(Problem) Quote the data below in full, minus the images.

(Material to process)
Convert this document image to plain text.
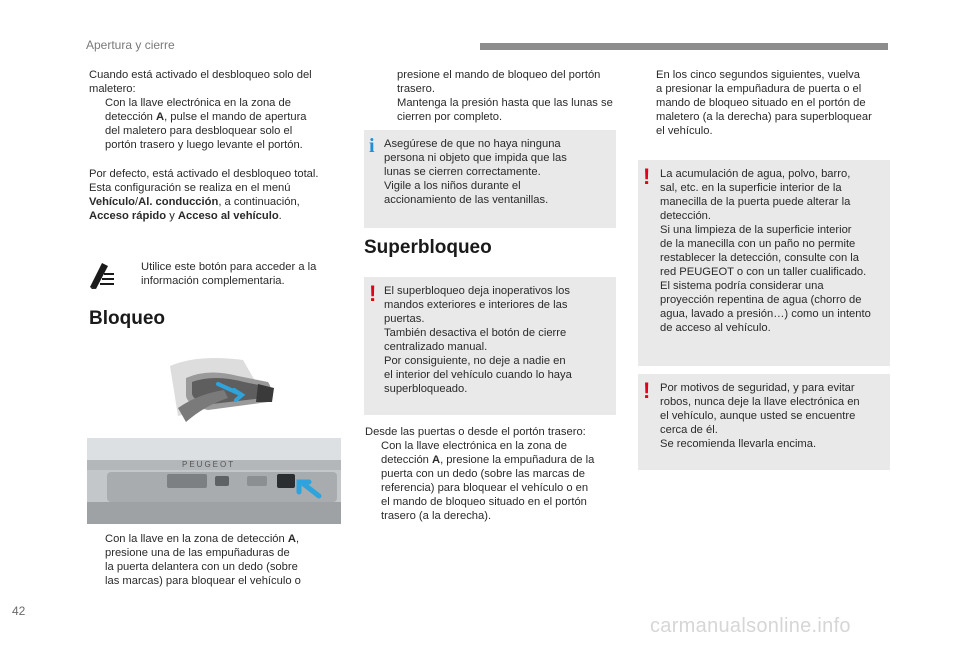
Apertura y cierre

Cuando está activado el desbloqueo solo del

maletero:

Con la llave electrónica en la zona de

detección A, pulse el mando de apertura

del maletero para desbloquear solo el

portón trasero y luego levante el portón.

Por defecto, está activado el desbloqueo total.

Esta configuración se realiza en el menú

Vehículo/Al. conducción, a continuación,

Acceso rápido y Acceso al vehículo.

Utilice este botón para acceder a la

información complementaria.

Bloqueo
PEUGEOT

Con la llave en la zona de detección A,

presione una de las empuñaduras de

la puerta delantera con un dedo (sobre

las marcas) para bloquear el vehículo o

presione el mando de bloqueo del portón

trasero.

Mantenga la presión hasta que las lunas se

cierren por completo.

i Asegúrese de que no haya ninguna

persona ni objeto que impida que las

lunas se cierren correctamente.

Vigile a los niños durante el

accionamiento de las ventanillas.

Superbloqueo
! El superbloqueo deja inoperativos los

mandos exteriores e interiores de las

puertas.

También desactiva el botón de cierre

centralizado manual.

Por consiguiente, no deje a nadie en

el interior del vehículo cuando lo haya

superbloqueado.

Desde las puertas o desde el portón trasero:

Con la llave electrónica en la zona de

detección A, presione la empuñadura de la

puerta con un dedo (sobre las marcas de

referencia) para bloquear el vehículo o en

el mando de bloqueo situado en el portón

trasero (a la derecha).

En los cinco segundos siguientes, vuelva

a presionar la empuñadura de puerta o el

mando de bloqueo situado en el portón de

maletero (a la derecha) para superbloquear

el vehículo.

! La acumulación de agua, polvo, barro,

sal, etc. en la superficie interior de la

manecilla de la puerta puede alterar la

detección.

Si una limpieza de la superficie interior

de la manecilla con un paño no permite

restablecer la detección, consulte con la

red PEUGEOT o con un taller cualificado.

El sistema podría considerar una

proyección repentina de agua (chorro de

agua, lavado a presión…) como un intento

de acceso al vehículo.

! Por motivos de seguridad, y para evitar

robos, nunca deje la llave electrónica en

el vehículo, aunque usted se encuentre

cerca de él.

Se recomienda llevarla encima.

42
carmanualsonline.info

(Finished answer)
Convert this document image to plain text.
Apertura y cierre

Cuando está activado el desbloqueo solo del

maletero:

Con la llave electrónica en la zona de

detección A, pulse el mando de apertura

del maletero para desbloquear solo el

portón trasero y luego levante el portón.

Por defecto, está activado el desbloqueo total.

Esta configuración se realiza en el menú

Vehículo/Al. conducción, a continuación,

Acceso rápido y Acceso al vehículo.

Utilice este botón para acceder a la

información complementaria.

Bloqueo
PEUGEOT

Con la llave en la zona de detección A,

presione una de las empuñaduras de

la puerta delantera con un dedo (sobre

las marcas) para bloquear el vehículo o

presione el mando de bloqueo del portón

trasero.

Mantenga la presión hasta que las lunas se

cierren por completo.

i Asegúrese de que no haya ninguna

persona ni objeto que impida que las

lunas se cierren correctamente.

Vigile a los niños durante el

accionamiento de las ventanillas.

Superbloqueo
! El superbloqueo deja inoperativos los

mandos exteriores e interiores de las

puertas.

También desactiva el botón de cierre

centralizado manual.

Por consiguiente, no deje a nadie en

el interior del vehículo cuando lo haya

superbloqueado.

Desde las puertas o desde el portón trasero:

Con la llave electrónica en la zona de

detección A, presione la empuñadura de la

puerta con un dedo (sobre las marcas de

referencia) para bloquear el vehículo o en

el mando de bloqueo situado en el portón

trasero (a la derecha).

En los cinco segundos siguientes, vuelva

a presionar la empuñadura de puerta o el

mando de bloqueo situado en el portón de

maletero (a la derecha) para superbloquear

el vehículo.

! La acumulación de agua, polvo, barro,

sal, etc. en la superficie interior de la

manecilla de la puerta puede alterar la

detección.

Si una limpieza de la superficie interior

de la manecilla con un paño no permite

restablecer la detección, consulte con la

red PEUGEOT o con un taller cualificado.

El sistema podría considerar una

proyección repentina de agua (chorro de

agua, lavado a presión…) como un intento

de acceso al vehículo.

! Por motivos de seguridad, y para evitar

robos, nunca deje la llave electrónica en

el vehículo, aunque usted se encuentre

cerca de él.

Se recomienda llevarla encima.

42
carmanualsonline.info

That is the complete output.